Aim of the task: Every entry that follows should be repeated exactly; drop the images.

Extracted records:
————————

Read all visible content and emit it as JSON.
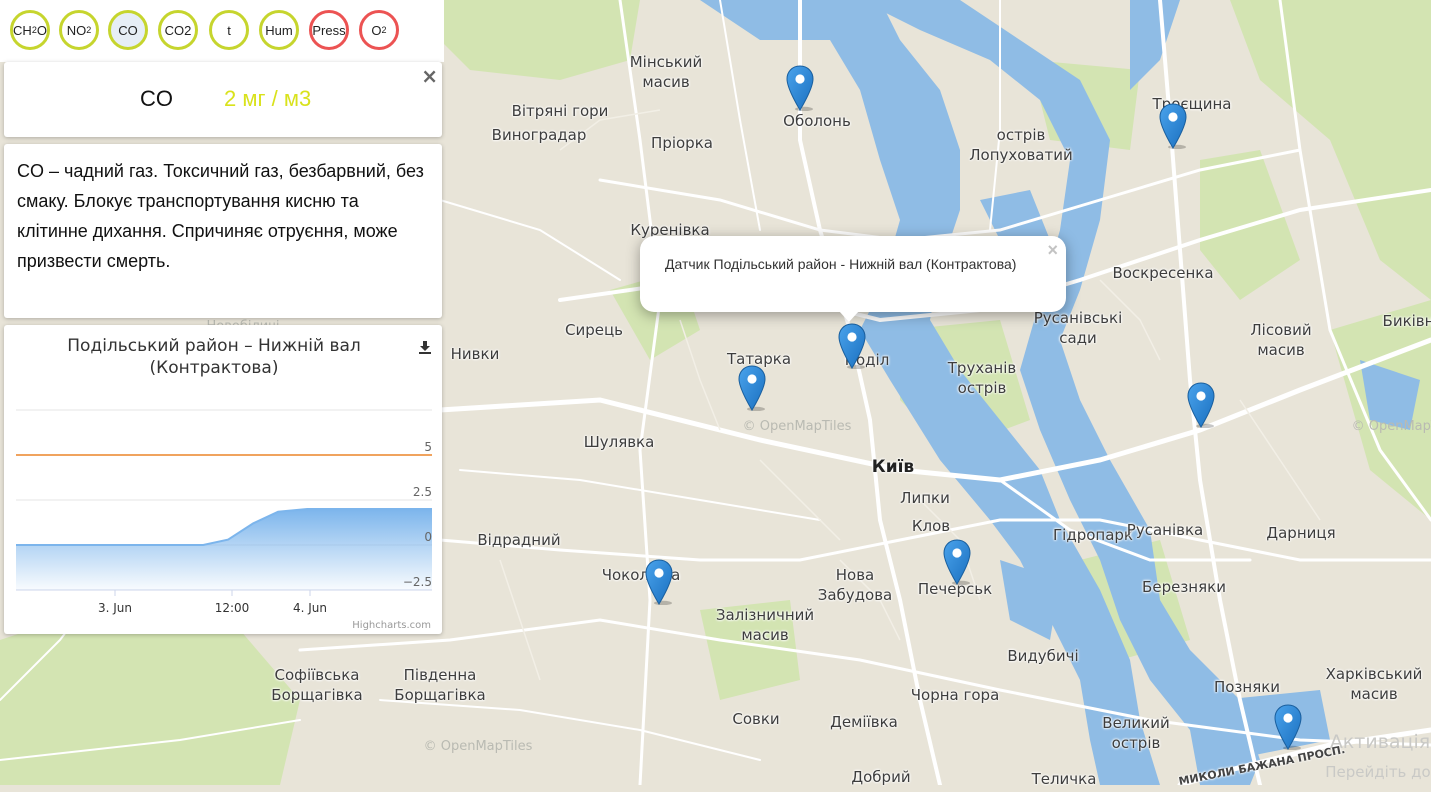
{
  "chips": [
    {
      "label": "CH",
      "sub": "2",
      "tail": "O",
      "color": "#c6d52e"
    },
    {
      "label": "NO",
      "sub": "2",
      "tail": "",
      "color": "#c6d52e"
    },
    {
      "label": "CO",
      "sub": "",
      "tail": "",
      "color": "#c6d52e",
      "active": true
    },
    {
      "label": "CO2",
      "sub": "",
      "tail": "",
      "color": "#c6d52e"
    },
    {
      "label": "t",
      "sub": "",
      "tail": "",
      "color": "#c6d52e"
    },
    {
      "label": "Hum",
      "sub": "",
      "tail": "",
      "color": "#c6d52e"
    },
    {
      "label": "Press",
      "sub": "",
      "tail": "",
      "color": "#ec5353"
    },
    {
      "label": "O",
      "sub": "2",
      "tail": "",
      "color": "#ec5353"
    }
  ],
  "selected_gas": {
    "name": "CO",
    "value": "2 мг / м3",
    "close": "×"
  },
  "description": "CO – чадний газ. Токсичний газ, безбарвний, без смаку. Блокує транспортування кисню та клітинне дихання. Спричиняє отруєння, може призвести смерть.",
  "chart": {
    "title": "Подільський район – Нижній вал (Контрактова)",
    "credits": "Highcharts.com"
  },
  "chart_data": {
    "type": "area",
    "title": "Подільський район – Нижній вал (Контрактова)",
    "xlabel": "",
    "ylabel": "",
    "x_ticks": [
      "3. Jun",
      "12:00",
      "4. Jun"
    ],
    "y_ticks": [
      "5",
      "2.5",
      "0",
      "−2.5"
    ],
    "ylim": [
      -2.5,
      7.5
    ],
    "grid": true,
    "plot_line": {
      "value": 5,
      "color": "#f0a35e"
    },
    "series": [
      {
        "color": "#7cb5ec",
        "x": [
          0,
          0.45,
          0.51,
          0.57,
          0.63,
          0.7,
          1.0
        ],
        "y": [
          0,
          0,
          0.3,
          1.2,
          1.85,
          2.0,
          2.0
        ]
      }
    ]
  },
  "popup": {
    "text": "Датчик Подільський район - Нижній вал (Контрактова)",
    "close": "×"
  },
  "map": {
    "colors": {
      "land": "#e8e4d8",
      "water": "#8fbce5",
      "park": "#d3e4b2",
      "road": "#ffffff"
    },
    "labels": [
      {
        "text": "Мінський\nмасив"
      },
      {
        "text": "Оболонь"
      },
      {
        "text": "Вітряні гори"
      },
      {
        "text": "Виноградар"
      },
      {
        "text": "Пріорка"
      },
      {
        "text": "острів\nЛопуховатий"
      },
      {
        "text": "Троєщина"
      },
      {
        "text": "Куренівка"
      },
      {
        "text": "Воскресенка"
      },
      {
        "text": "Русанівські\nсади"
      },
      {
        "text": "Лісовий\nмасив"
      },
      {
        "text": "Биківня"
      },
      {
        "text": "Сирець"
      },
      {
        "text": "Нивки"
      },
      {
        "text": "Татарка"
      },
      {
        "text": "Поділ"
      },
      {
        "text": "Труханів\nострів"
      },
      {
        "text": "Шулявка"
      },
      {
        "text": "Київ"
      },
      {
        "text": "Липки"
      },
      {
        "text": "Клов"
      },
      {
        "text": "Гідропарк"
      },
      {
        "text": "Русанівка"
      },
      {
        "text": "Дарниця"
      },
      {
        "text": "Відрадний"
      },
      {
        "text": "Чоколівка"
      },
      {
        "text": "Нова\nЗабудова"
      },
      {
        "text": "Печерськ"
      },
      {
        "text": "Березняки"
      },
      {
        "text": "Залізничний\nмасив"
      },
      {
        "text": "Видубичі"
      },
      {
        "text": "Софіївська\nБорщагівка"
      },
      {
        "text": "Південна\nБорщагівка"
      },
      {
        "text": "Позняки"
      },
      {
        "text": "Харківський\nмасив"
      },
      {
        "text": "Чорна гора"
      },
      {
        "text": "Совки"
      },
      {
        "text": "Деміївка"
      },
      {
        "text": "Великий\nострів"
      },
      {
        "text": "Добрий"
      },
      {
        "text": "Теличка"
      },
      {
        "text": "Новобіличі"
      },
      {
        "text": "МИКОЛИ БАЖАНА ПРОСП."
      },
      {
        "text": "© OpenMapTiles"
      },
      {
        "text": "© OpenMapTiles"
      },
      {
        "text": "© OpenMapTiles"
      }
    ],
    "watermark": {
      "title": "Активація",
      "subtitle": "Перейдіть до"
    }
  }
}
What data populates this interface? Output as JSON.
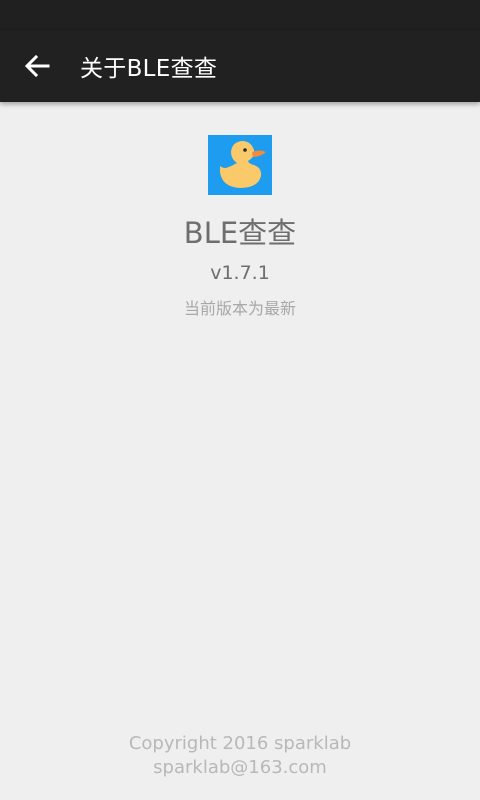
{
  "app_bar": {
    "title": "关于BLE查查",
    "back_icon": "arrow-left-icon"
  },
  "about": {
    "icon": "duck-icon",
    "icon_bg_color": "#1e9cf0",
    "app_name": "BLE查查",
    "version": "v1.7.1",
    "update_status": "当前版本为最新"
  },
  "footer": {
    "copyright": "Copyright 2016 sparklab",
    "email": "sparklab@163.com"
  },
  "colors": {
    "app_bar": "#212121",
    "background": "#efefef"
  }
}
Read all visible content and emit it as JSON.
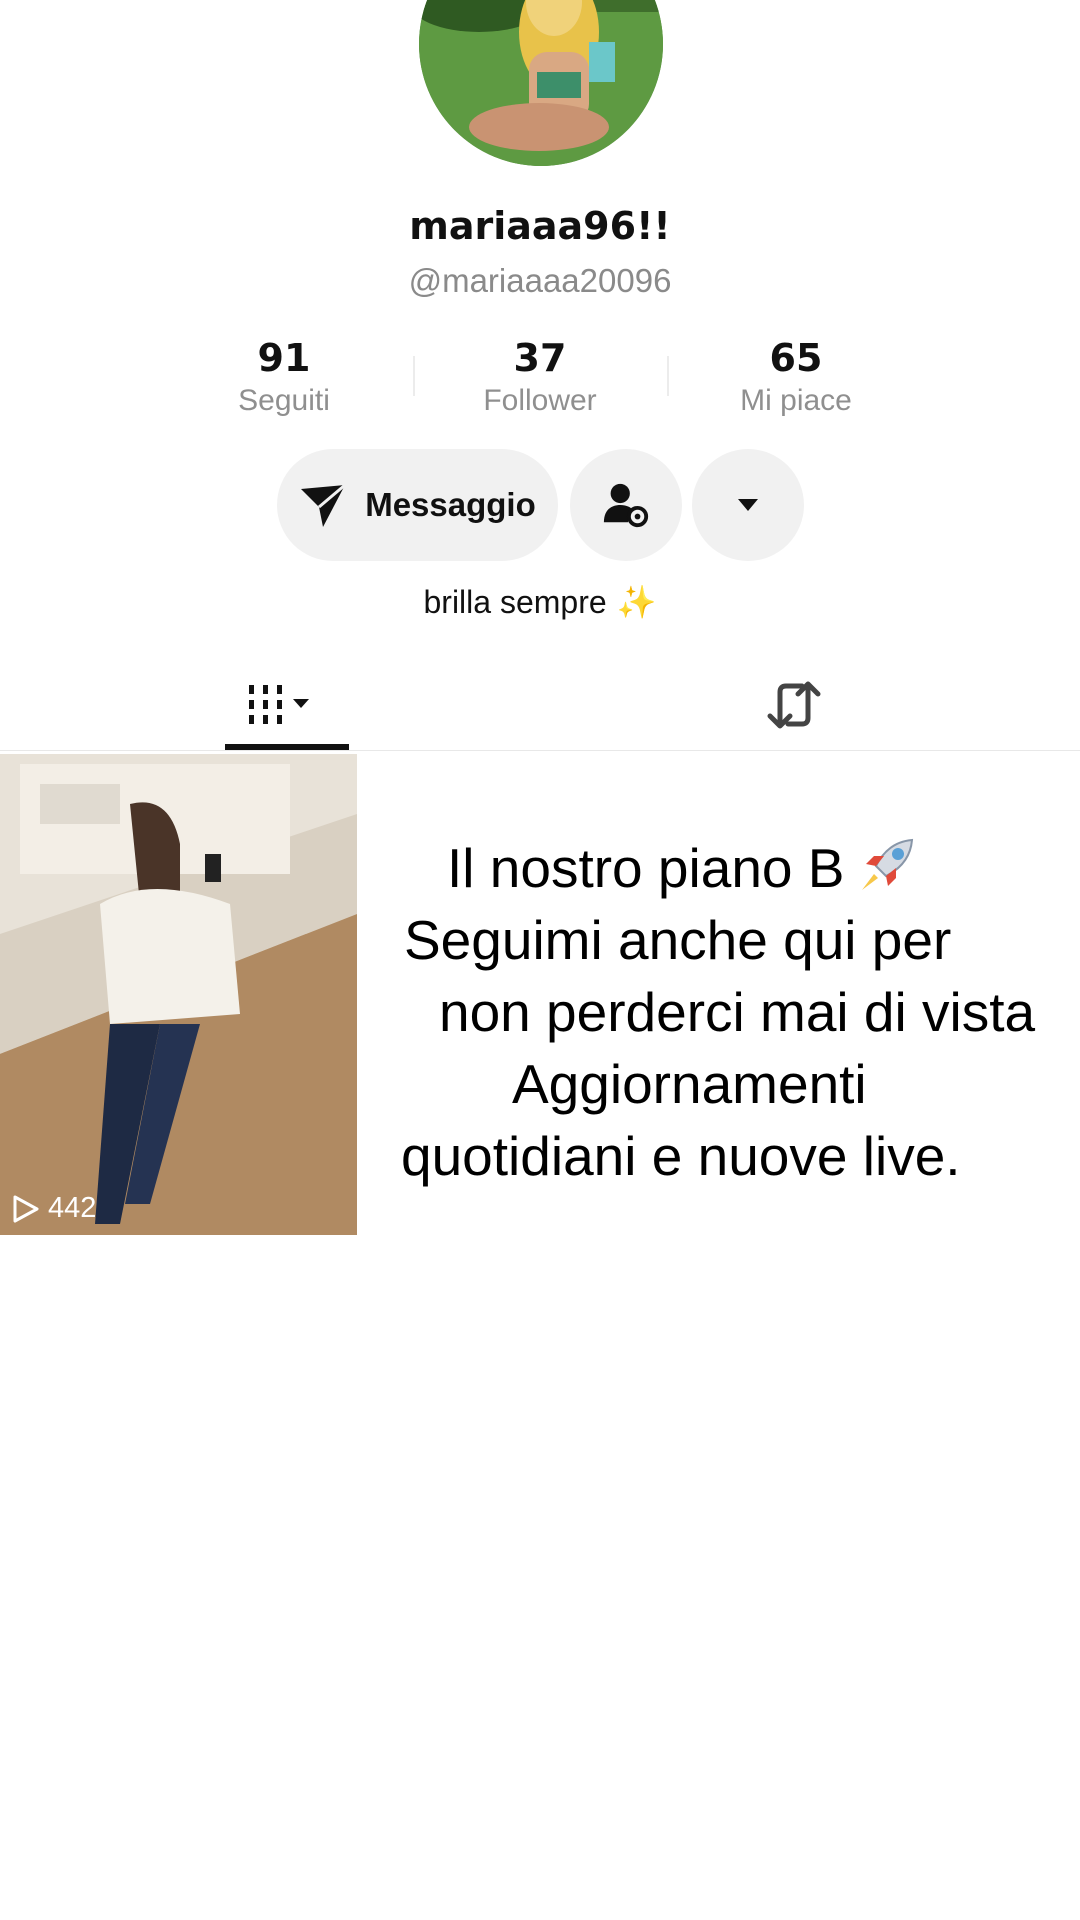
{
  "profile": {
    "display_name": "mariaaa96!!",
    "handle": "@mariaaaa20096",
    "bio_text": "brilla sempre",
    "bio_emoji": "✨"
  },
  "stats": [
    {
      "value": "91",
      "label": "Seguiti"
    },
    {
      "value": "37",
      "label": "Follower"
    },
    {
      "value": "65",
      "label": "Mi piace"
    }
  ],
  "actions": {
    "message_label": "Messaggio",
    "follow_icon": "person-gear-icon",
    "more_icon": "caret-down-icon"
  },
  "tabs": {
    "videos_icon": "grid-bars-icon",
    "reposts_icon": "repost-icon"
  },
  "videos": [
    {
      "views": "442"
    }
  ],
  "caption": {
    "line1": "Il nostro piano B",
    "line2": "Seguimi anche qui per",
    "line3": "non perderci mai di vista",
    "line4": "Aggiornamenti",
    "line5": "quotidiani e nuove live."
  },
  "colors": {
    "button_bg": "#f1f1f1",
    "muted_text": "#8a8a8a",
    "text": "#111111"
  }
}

————————

Exercise response:
Read all visible content and emit it as JSON.
{
  "chips": [
    {
      "label": "CH",
      "sub": "2",
      "tail": "O",
      "color": "#c6d52e"
    },
    {
      "label": "NO",
      "sub": "2",
      "tail": "",
      "color": "#c6d52e"
    },
    {
      "label": "CO",
      "sub": "",
      "tail": "",
      "color": "#c6d52e",
      "active": true
    },
    {
      "label": "CO2",
      "sub": "",
      "tail": "",
      "color": "#c6d52e"
    },
    {
      "label": "t",
      "sub": "",
      "tail": "",
      "color": "#c6d52e"
    },
    {
      "label": "Hum",
      "sub": "",
      "tail": "",
      "color": "#c6d52e"
    },
    {
      "label": "Press",
      "sub": "",
      "tail": "",
      "color": "#ec5353"
    },
    {
      "label": "O",
      "sub": "2",
      "tail": "",
      "color": "#ec5353"
    }
  ],
  "selected_gas": {
    "name": "CO",
    "value": "2 мг / м3",
    "close": "×"
  },
  "description": "CO – чадний газ. Токсичний газ, безбарвний, без смаку. Блокує транспортування кисню та клітинне дихання. Спричиняє отруєння, може призвести смерть.",
  "chart": {
    "title": "Подільський район – Нижній вал (Контрактова)",
    "credits": "Highcharts.com"
  },
  "chart_data": {
    "type": "area",
    "title": "Подільський район – Нижній вал (Контрактова)",
    "xlabel": "",
    "ylabel": "",
    "x_ticks": [
      "3. Jun",
      "12:00",
      "4. Jun"
    ],
    "y_ticks": [
      "5",
      "2.5",
      "0",
      "−2.5"
    ],
    "ylim": [
      -2.5,
      7.5
    ],
    "grid": true,
    "plot_line": {
      "value": 5,
      "color": "#f0a35e"
    },
    "series": [
      {
        "color": "#7cb5ec",
        "x": [
          0,
          0.45,
          0.51,
          0.57,
          0.63,
          0.7,
          1.0
        ],
        "y": [
          0,
          0,
          0.3,
          1.2,
          1.85,
          2.0,
          2.0
        ]
      }
    ]
  },
  "popup": {
    "text": "Датчик Подільський район - Нижній вал (Контрактова)",
    "close": "×"
  },
  "map": {
    "colors": {
      "land": "#e8e4d8",
      "water": "#8fbce5",
      "park": "#d3e4b2",
      "road": "#ffffff"
    },
    "labels": [
      {
        "text": "Мінський\nмасив"
      },
      {
        "text": "Оболонь"
      },
      {
        "text": "Вітряні гори"
      },
      {
        "text": "Виноградар"
      },
      {
        "text": "Пріорка"
      },
      {
        "text": "острів\nЛопуховатий"
      },
      {
        "text": "Троєщина"
      },
      {
        "text": "Куренівка"
      },
      {
        "text": "Воскресенка"
      },
      {
        "text": "Русанівські\nсади"
      },
      {
        "text": "Лісовий\nмасив"
      },
      {
        "text": "Биківня"
      },
      {
        "text": "Сирець"
      },
      {
        "text": "Нивки"
      },
      {
        "text": "Татарка"
      },
      {
        "text": "Поділ"
      },
      {
        "text": "Труханів\nострів"
      },
      {
        "text": "Шулявка"
      },
      {
        "text": "Київ"
      },
      {
        "text": "Липки"
      },
      {
        "text": "Клов"
      },
      {
        "text": "Гідропарк"
      },
      {
        "text": "Русанівка"
      },
      {
        "text": "Дарниця"
      },
      {
        "text": "Відрадний"
      },
      {
        "text": "Чоколівка"
      },
      {
        "text": "Нова\nЗабудова"
      },
      {
        "text": "Печерськ"
      },
      {
        "text": "Березняки"
      },
      {
        "text": "Залізничний\nмасив"
      },
      {
        "text": "Видубичі"
      },
      {
        "text": "Софіївська\nБорщагівка"
      },
      {
        "text": "Південна\nБорщагівка"
      },
      {
        "text": "Позняки"
      },
      {
        "text": "Харківський\nмасив"
      },
      {
        "text": "Чорна гора"
      },
      {
        "text": "Совки"
      },
      {
        "text": "Деміївка"
      },
      {
        "text": "Великий\nострів"
      },
      {
        "text": "Добрий"
      },
      {
        "text": "Теличка"
      },
      {
        "text": "Новобіличі"
      },
      {
        "text": "МИКОЛИ БАЖАНА ПРОСП."
      },
      {
        "text": "© OpenMapTiles"
      },
      {
        "text": "© OpenMapTiles"
      },
      {
        "text": "© OpenMapTiles"
      }
    ],
    "watermark": {
      "title": "Активація",
      "subtitle": "Перейдіть до"
    }
  }
}
What data populates this interface? Output as JSON.
{
  "app_bar": {
    "title": "关于BLE查查",
    "back_icon": "arrow-left-icon"
  },
  "about": {
    "icon": "duck-icon",
    "icon_bg_color": "#1e9cf0",
    "app_name": "BLE查查",
    "version": "v1.7.1",
    "update_status": "当前版本为最新"
  },
  "footer": {
    "copyright": "Copyright 2016 sparklab",
    "email": "sparklab@163.com"
  },
  "colors": {
    "app_bar": "#212121",
    "background": "#efefef"
  }
}
Read all visible content and emit it as JSON.
{
  "profile": {
    "display_name": "mariaaa96!!",
    "handle": "@mariaaaa20096",
    "bio_text": "brilla sempre",
    "bio_emoji": "✨"
  },
  "stats": [
    {
      "value": "91",
      "label": "Seguiti"
    },
    {
      "value": "37",
      "label": "Follower"
    },
    {
      "value": "65",
      "label": "Mi piace"
    }
  ],
  "actions": {
    "message_label": "Messaggio",
    "follow_icon": "person-gear-icon",
    "more_icon": "caret-down-icon"
  },
  "tabs": {
    "videos_icon": "grid-bars-icon",
    "reposts_icon": "repost-icon"
  },
  "videos": [
    {
      "views": "442"
    }
  ],
  "caption": {
    "line1": "Il nostro piano B",
    "line2": "Seguimi anche qui per",
    "line3": "non perderci mai di vista",
    "line4": "Aggiornamenti",
    "line5": "quotidiani e nuove live."
  },
  "colors": {
    "button_bg": "#f1f1f1",
    "muted_text": "#8a8a8a",
    "text": "#111111"
  }
}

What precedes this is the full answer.